[THE REQUEST] Copy the lines below as they are; omit the images they contain.

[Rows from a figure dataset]
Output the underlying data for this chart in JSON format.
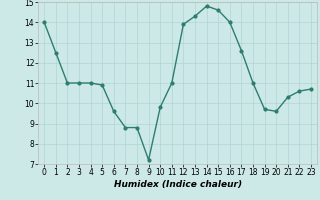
{
  "x": [
    0,
    1,
    2,
    3,
    4,
    5,
    6,
    7,
    8,
    9,
    10,
    11,
    12,
    13,
    14,
    15,
    16,
    17,
    18,
    19,
    20,
    21,
    22,
    23
  ],
  "y": [
    14.0,
    12.5,
    11.0,
    11.0,
    11.0,
    10.9,
    9.6,
    8.8,
    8.8,
    7.2,
    9.8,
    11.0,
    13.9,
    14.3,
    14.8,
    14.6,
    14.0,
    12.6,
    11.0,
    9.7,
    9.6,
    10.3,
    10.6,
    10.7
  ],
  "line_color": "#2e7d6e",
  "marker": "o",
  "marker_size": 2.0,
  "bg_color": "#cce9e7",
  "grid_color": "#b0d4d2",
  "xlabel": "Humidex (Indice chaleur)",
  "xlim": [
    -0.5,
    23.5
  ],
  "ylim": [
    7,
    15
  ],
  "yticks": [
    7,
    8,
    9,
    10,
    11,
    12,
    13,
    14,
    15
  ],
  "xticks": [
    0,
    1,
    2,
    3,
    4,
    5,
    6,
    7,
    8,
    9,
    10,
    11,
    12,
    13,
    14,
    15,
    16,
    17,
    18,
    19,
    20,
    21,
    22,
    23
  ],
  "xlabel_fontsize": 6.5,
  "tick_fontsize": 5.5,
  "linewidth": 1.0
}
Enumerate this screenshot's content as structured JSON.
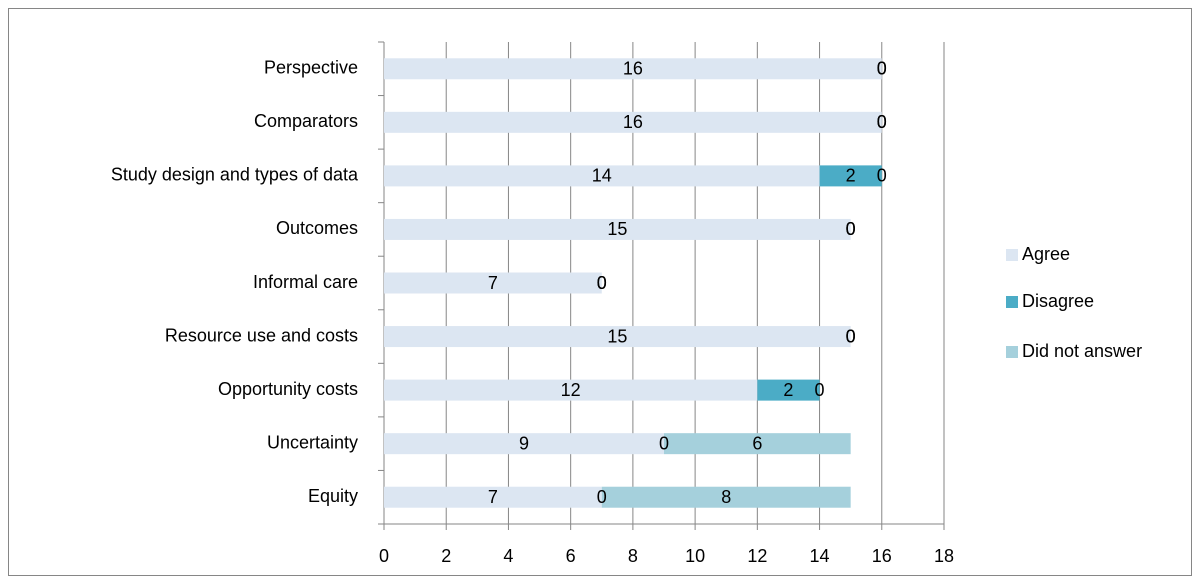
{
  "chart_data": {
    "type": "stacked-bar-horizontal",
    "categories": [
      "Perspective",
      "Comparators",
      "Study design and types of data",
      "Outcomes",
      "Informal care",
      "Resource use and costs",
      "Opportunity costs",
      "Uncertainty",
      "Equity"
    ],
    "series": [
      {
        "name": "Agree",
        "color": "#dce6f2",
        "values": [
          16,
          16,
          14,
          15,
          7,
          15,
          12,
          9,
          7
        ]
      },
      {
        "name": "Disagree",
        "color": "#4bacc6",
        "values": [
          0,
          0,
          2,
          0,
          0,
          0,
          2,
          0,
          0
        ]
      },
      {
        "name": "Did not answer",
        "color": "#a5d0dc",
        "values": [
          0,
          0,
          0,
          0,
          0,
          0,
          0,
          6,
          8
        ]
      }
    ],
    "xlim": [
      0,
      18
    ],
    "xticks": [
      0,
      2,
      4,
      6,
      8,
      10,
      12,
      14,
      16,
      18
    ],
    "grid": true,
    "legend": "right"
  }
}
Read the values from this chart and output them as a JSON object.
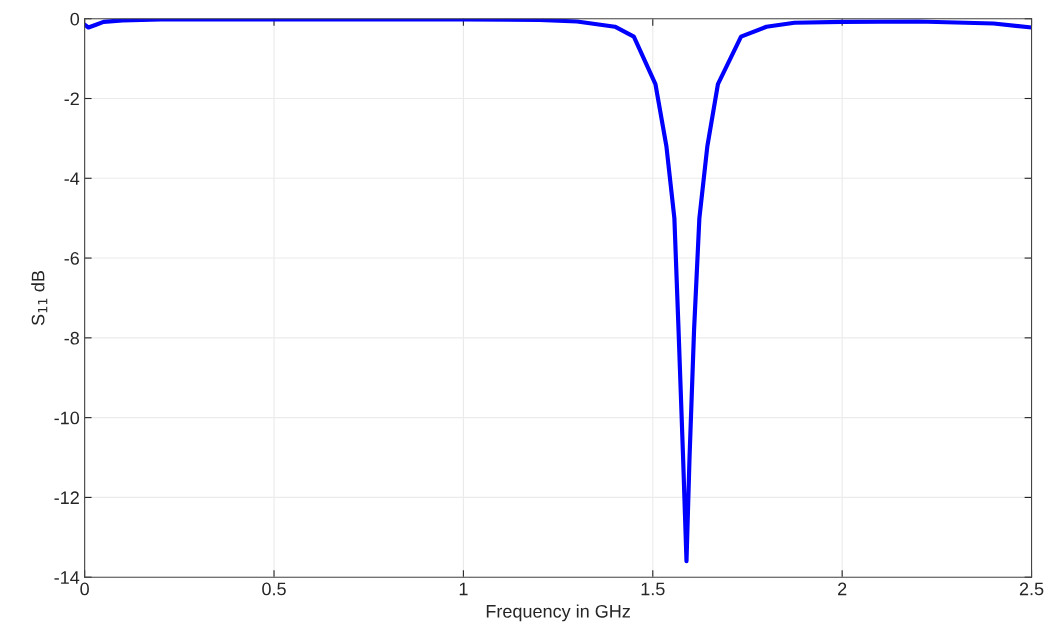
{
  "chart_data": {
    "type": "line",
    "xlabel": "Frequency in GHz",
    "ylabel": "S$_{11}$ dB",
    "xlim": [
      0,
      2.5
    ],
    "ylim": [
      -14,
      0
    ],
    "xticks": [
      0,
      0.5,
      1,
      1.5,
      2,
      2.5
    ],
    "yticks": [
      -14,
      -12,
      -10,
      -8,
      -6,
      -4,
      -2,
      0
    ],
    "grid": true,
    "line_style": "solid",
    "marker": "none",
    "series": [
      {
        "color": "#0000ff",
        "x": [
          0,
          0.01,
          0.03,
          0.05,
          0.1,
          0.2,
          0.5,
          1.0,
          1.2,
          1.3,
          1.4,
          1.45,
          1.507,
          1.536,
          1.557,
          1.568,
          1.58,
          1.589,
          1.597,
          1.609,
          1.623,
          1.644,
          1.672,
          1.733,
          1.8,
          1.874,
          2.0,
          2.2,
          2.4,
          2.5
        ],
        "values": [
          -0.15,
          -0.22,
          -0.15,
          -0.08,
          -0.04,
          -0.02,
          -0.02,
          -0.02,
          -0.03,
          -0.07,
          -0.2,
          -0.45,
          -1.64,
          -3.2,
          -5.0,
          -7.8,
          -11.0,
          -13.6,
          -11.0,
          -7.8,
          -5.0,
          -3.2,
          -1.64,
          -0.45,
          -0.2,
          -0.1,
          -0.08,
          -0.07,
          -0.12,
          -0.22
        ]
      }
    ]
  }
}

[REPLY]
Output the underlying data for this chart in JSON format.
{
  "x": [
    0,
    1,
    2,
    3,
    4,
    5,
    6,
    7,
    8,
    9,
    10,
    11,
    12,
    13,
    14,
    15,
    16,
    17,
    18,
    19,
    20,
    21,
    22,
    23
  ],
  "y": [
    14.0,
    12.5,
    11.0,
    11.0,
    11.0,
    10.9,
    9.6,
    8.8,
    8.8,
    7.2,
    9.8,
    11.0,
    13.9,
    14.3,
    14.8,
    14.6,
    14.0,
    12.6,
    11.0,
    9.7,
    9.6,
    10.3,
    10.6,
    10.7
  ],
  "line_color": "#2e7d6e",
  "marker": "o",
  "marker_size": 2.0,
  "bg_color": "#cce9e7",
  "grid_color": "#b0d4d2",
  "xlabel": "Humidex (Indice chaleur)",
  "xlim": [
    -0.5,
    23.5
  ],
  "ylim": [
    7,
    15
  ],
  "yticks": [
    7,
    8,
    9,
    10,
    11,
    12,
    13,
    14,
    15
  ],
  "xticks": [
    0,
    1,
    2,
    3,
    4,
    5,
    6,
    7,
    8,
    9,
    10,
    11,
    12,
    13,
    14,
    15,
    16,
    17,
    18,
    19,
    20,
    21,
    22,
    23
  ],
  "xlabel_fontsize": 6.5,
  "tick_fontsize": 5.5,
  "linewidth": 1.0
}
Enumerate this screenshot's content as structured JSON.
{
  "chart_data": {
    "type": "stacked-bar-horizontal",
    "categories": [
      "Perspective",
      "Comparators",
      "Study design and types of data",
      "Outcomes",
      "Informal care",
      "Resource use and costs",
      "Opportunity costs",
      "Uncertainty",
      "Equity"
    ],
    "series": [
      {
        "name": "Agree",
        "color": "#dce6f2",
        "values": [
          16,
          16,
          14,
          15,
          7,
          15,
          12,
          9,
          7
        ]
      },
      {
        "name": "Disagree",
        "color": "#4bacc6",
        "values": [
          0,
          0,
          2,
          0,
          0,
          0,
          2,
          0,
          0
        ]
      },
      {
        "name": "Did not answer",
        "color": "#a5d0dc",
        "values": [
          0,
          0,
          0,
          0,
          0,
          0,
          0,
          6,
          8
        ]
      }
    ],
    "xlim": [
      0,
      18
    ],
    "xticks": [
      0,
      2,
      4,
      6,
      8,
      10,
      12,
      14,
      16,
      18
    ],
    "grid": true,
    "legend": "right"
  }
}
Read the values from this chart and output them as a JSON object.
{
  "chart_data": {
    "type": "line",
    "xlabel": "Frequency in GHz",
    "ylabel": "S$_{11}$ dB",
    "xlim": [
      0,
      2.5
    ],
    "ylim": [
      -14,
      0
    ],
    "xticks": [
      0,
      0.5,
      1,
      1.5,
      2,
      2.5
    ],
    "yticks": [
      -14,
      -12,
      -10,
      -8,
      -6,
      -4,
      -2,
      0
    ],
    "grid": true,
    "line_style": "solid",
    "marker": "none",
    "series": [
      {
        "color": "#0000ff",
        "x": [
          0,
          0.01,
          0.03,
          0.05,
          0.1,
          0.2,
          0.5,
          1.0,
          1.2,
          1.3,
          1.4,
          1.45,
          1.507,
          1.536,
          1.557,
          1.568,
          1.58,
          1.589,
          1.597,
          1.609,
          1.623,
          1.644,
          1.672,
          1.733,
          1.8,
          1.874,
          2.0,
          2.2,
          2.4,
          2.5
        ],
        "values": [
          -0.15,
          -0.22,
          -0.15,
          -0.08,
          -0.04,
          -0.02,
          -0.02,
          -0.02,
          -0.03,
          -0.07,
          -0.2,
          -0.45,
          -1.64,
          -3.2,
          -5.0,
          -7.8,
          -11.0,
          -13.6,
          -11.0,
          -7.8,
          -5.0,
          -3.2,
          -1.64,
          -0.45,
          -0.2,
          -0.1,
          -0.08,
          -0.07,
          -0.12,
          -0.22
        ]
      }
    ]
  }
}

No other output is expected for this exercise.